Quote every line as written. Omit pictures.

* Records to process:
○ ○ ○

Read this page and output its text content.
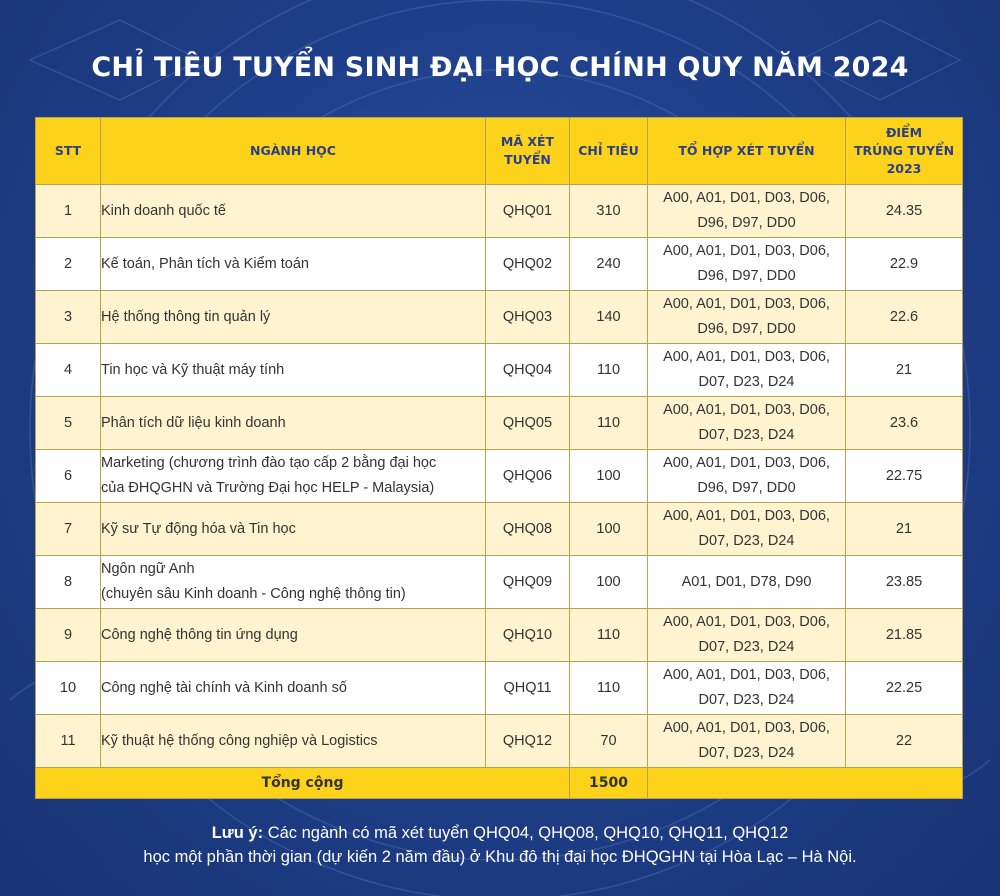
CHỈ TIÊU TUYỂN SINH ĐẠI HỌC CHÍNH QUY NĂM 2024
STT	NGÀNH HỌC	MÃ XÉT
TUYỂN	CHỈ TIÊU	TỔ HỢP XÉT TUYỂN	ĐIỂM
TRÚNG TUYỂN
2023
1	Kinh doanh quốc tế	QHQ01	310	A00, A01, D01, D03, D06,
D96, D97, DD0	24.35
2	Kế toán, Phân tích và Kiểm toán	QHQ02	240	A00, A01, D01, D03, D06,
D96, D97, DD0	22.9
3	Hệ thống thông tin quản lý	QHQ03	140	A00, A01, D01, D03, D06,
D96, D97, DD0	22.6
4	Tin học và Kỹ thuật máy tính	QHQ04	110	A00, A01, D01, D03, D06,
D07, D23, D24	21
5	Phân tích dữ liệu kinh doanh	QHQ05	110	A00, A01, D01, D03, D06,
D07, D23, D24	23.6
6	Marketing (chương trình đào tạo cấp 2 bằng đại học
của ĐHQGHN và Trường Đại học HELP - Malaysia)	QHQ06	100	A00, A01, D01, D03, D06,
D96, D97, DD0	22.75
7	Kỹ sư Tự động hóa và Tin học	QHQ08	100	A00, A01, D01, D03, D06,
D07, D23, D24	21
8	Ngôn ngữ Anh
(chuyên sâu Kinh doanh - Công nghệ thông tin)	QHQ09	100	A01, D01, D78, D90	23.85
9	Công nghệ thông tin ứng dụng	QHQ10	110	A00, A01, D01, D03, D06,
D07, D23, D24	21.85
10	Công nghệ tài chính và Kinh doanh số	QHQ11	110	A00, A01, D01, D03, D06,
D07, D23, D24	22.25
11	Kỹ thuật hệ thống công nghiệp và Logistics	QHQ12	70	A00, A01, D01, D03, D06,
D07, D23, D24	22
Tổng cộng			1500		
Lưu ý: Các ngành có mã xét tuyển QHQ04, QHQ08, QHQ10, QHQ11, QHQ12
học một phần thời gian (dự kiến 2 năm đầu) ở Khu đô thị đại học ĐHQGHN tại Hòa Lạc – Hà Nội.
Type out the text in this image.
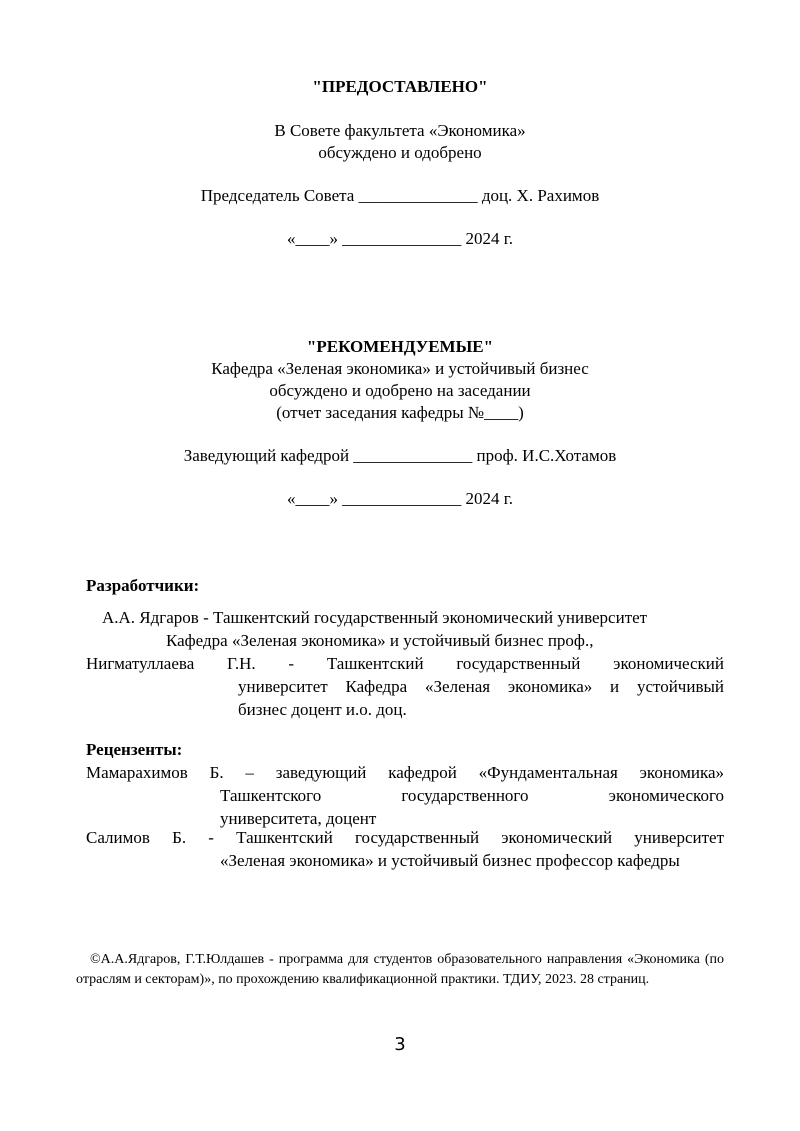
"ПРЕДОСТАВЛЕНО"
В Совете факультета «Экономика»
обсуждено и одобрено
Председатель Совета ______________ доц. Х. Рахимов
«____» ______________ 2024 г.
"РЕКОМЕНДУЕМЫЕ"
Кафедра «Зеленая экономика» и устойчивый бизнес
обсуждено и одобрено на заседании
(отчет заседания кафедры №____)
Заведующий кафедрой ______________ проф. И.С.Хотамов
«____» ______________ 2024 г.
Разработчики:
А.А. Ядгаров - Ташкентский государственный экономический университет
Кафедра «Зеленая экономика» и устойчивый бизнес проф.,
Нигматуллаева Г.Н. - Ташкентский государственный экономический
университет Кафедра «Зеленая экономика» и устойчивый
бизнес доцент и.о. доц.
Рецензенты:
Мамарахимов Б. – заведующий кафедрой «Фундаментальная экономика»
Ташкентского государственного экономического
университета, доцент
Салимов Б. - Ташкентский государственный экономический университет
«Зеленая экономика» и устойчивый бизнес профессор кафедры
©А.А.Ядгаров, Г.Т.Юлдашев - программа для студентов образовательного направления «Экономика (по отраслям и секторам)», по прохождению квалификационной практики. ТДИУ, 2023. 28 страниц.
3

○ ○ ○

* Correct response:
Read this page and output its text content.
CHỈ TIÊU TUYỂN SINH ĐẠI HỌC CHÍNH QUY NĂM 2024
STT	NGÀNH HỌC	MÃ XÉT
TUYỂN	CHỈ TIÊU	TỔ HỢP XÉT TUYỂN	ĐIỂM
TRÚNG TUYỂN
2023
1	Kinh doanh quốc tế	QHQ01	310	A00, A01, D01, D03, D06,
D96, D97, DD0	24.35
2	Kế toán, Phân tích và Kiểm toán	QHQ02	240	A00, A01, D01, D03, D06,
D96, D97, DD0	22.9
3	Hệ thống thông tin quản lý	QHQ03	140	A00, A01, D01, D03, D06,
D96, D97, DD0	22.6
4	Tin học và Kỹ thuật máy tính	QHQ04	110	A00, A01, D01, D03, D06,
D07, D23, D24	21
5	Phân tích dữ liệu kinh doanh	QHQ05	110	A00, A01, D01, D03, D06,
D07, D23, D24	23.6
6	Marketing (chương trình đào tạo cấp 2 bằng đại học
của ĐHQGHN và Trường Đại học HELP - Malaysia)	QHQ06	100	A00, A01, D01, D03, D06,
D96, D97, DD0	22.75
7	Kỹ sư Tự động hóa và Tin học	QHQ08	100	A00, A01, D01, D03, D06,
D07, D23, D24	21
8	Ngôn ngữ Anh
(chuyên sâu Kinh doanh - Công nghệ thông tin)	QHQ09	100	A01, D01, D78, D90	23.85
9	Công nghệ thông tin ứng dụng	QHQ10	110	A00, A01, D01, D03, D06,
D07, D23, D24	21.85
10	Công nghệ tài chính và Kinh doanh số	QHQ11	110	A00, A01, D01, D03, D06,
D07, D23, D24	22.25
11	Kỹ thuật hệ thống công nghiệp và Logistics	QHQ12	70	A00, A01, D01, D03, D06,
D07, D23, D24	22
Tổng cộng			1500		
Lưu ý: Các ngành có mã xét tuyển QHQ04, QHQ08, QHQ10, QHQ11, QHQ12
học một phần thời gian (dự kiến 2 năm đầu) ở Khu đô thị đại học ĐHQGHN tại Hòa Lạc – Hà Nội.
Type out the text in this image.
"ПРЕДОСТАВЛЕНО"
В Совете факультета «Экономика»
обсуждено и одобрено
Председатель Совета ______________ доц. Х. Рахимов
«____» ______________ 2024 г.
"РЕКОМЕНДУЕМЫЕ"
Кафедра «Зеленая экономика» и устойчивый бизнес
обсуждено и одобрено на заседании
(отчет заседания кафедры №____)
Заведующий кафедрой ______________ проф. И.С.Хотамов
«____» ______________ 2024 г.
Разработчики:
А.А. Ядгаров - Ташкентский государственный экономический университет
Кафедра «Зеленая экономика» и устойчивый бизнес проф.,
Нигматуллаева Г.Н. - Ташкентский государственный экономический
университет Кафедра «Зеленая экономика» и устойчивый
бизнес доцент и.о. доц.
Рецензенты:
Мамарахимов Б. – заведующий кафедрой «Фундаментальная экономика»
Ташкентского государственного экономического
университета, доцент
Салимов Б. - Ташкентский государственный экономический университет
«Зеленая экономика» и устойчивый бизнес профессор кафедры
©А.А.Ядгаров, Г.Т.Юлдашев - программа для студентов образовательного направления «Экономика (по отраслям и секторам)», по прохождению квалификационной практики. ТДИУ, 2023. 28 страниц.
3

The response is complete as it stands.